** start **

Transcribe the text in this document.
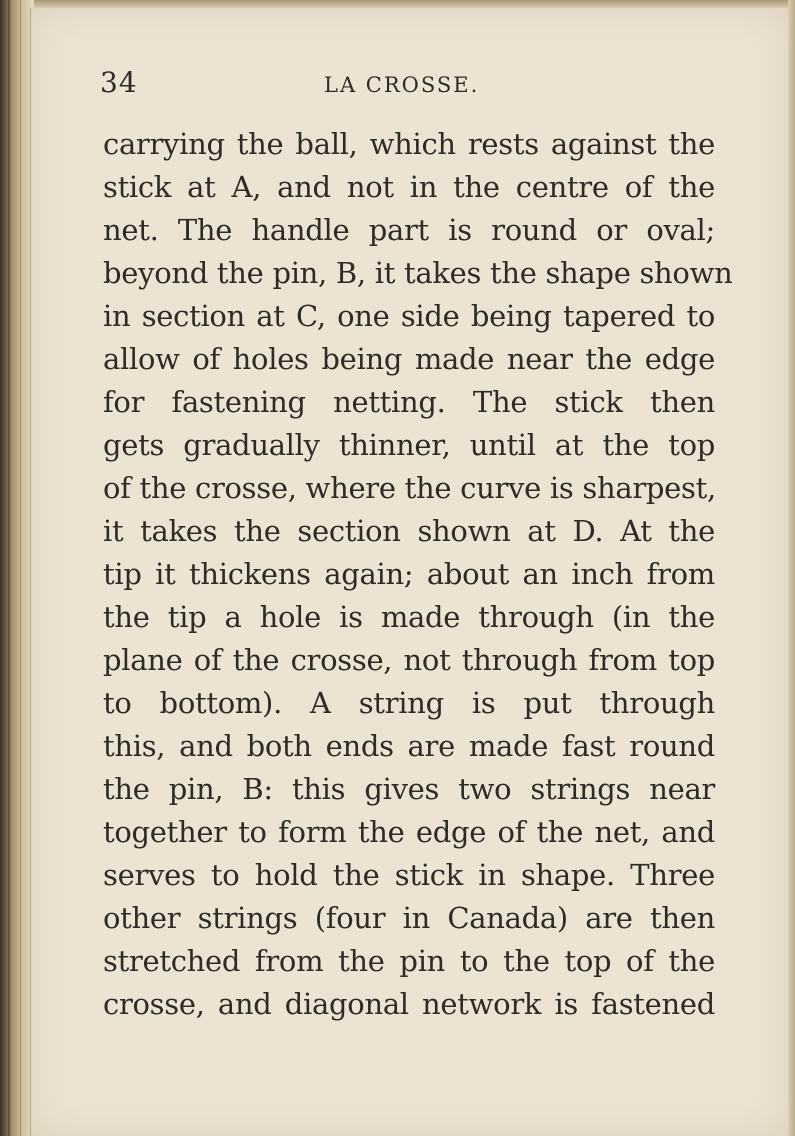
34	LA CROSSE.
carrying the ball, which rests against the
stick at A, and not in the centre of the
net. The handle part is round or oval;
beyond the pin, B, it takes the shape shown
in section at C, one side being tapered to
allow of holes being made near the edge
for fastening netting. The stick then
gets gradually thinner, until at the top
of the crosse, where the curve is sharpest,
it takes the section shown at D. At the
tip it thickens again; about an inch from
the tip a hole is made through (in the
plane of the crosse, not through from top
to bottom). A string is put through
this, and both ends are made fast round
the pin, B: this gives two strings near
together to form the edge of the net, and
serves to hold the stick in shape. Three
other strings (four in Canada) are then
stretched from the pin to the top of the
crosse, and diagonal network is fastened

** end **

### PROMPT
Quote the material in full and exactly; do not carry over its pictures.

### FINISHED TASK
Transcribe the text in this document.
34	LA CROSSE.
carrying the ball, which rests against the
stick at A, and not in the centre of the
net. The handle part is round or oval;
beyond the pin, B, it takes the shape shown
in section at C, one side being tapered to
allow of holes being made near the edge
for fastening netting. The stick then
gets gradually thinner, until at the top
of the crosse, where the curve is sharpest,
it takes the section shown at D. At the
tip it thickens again; about an inch from
the tip a hole is made through (in the
plane of the crosse, not through from top
to bottom). A string is put through
this, and both ends are made fast round
the pin, B: this gives two strings near
together to form the edge of the net, and
serves to hold the stick in shape. Three
other strings (four in Canada) are then
stretched from the pin to the top of the
crosse, and diagonal network is fastened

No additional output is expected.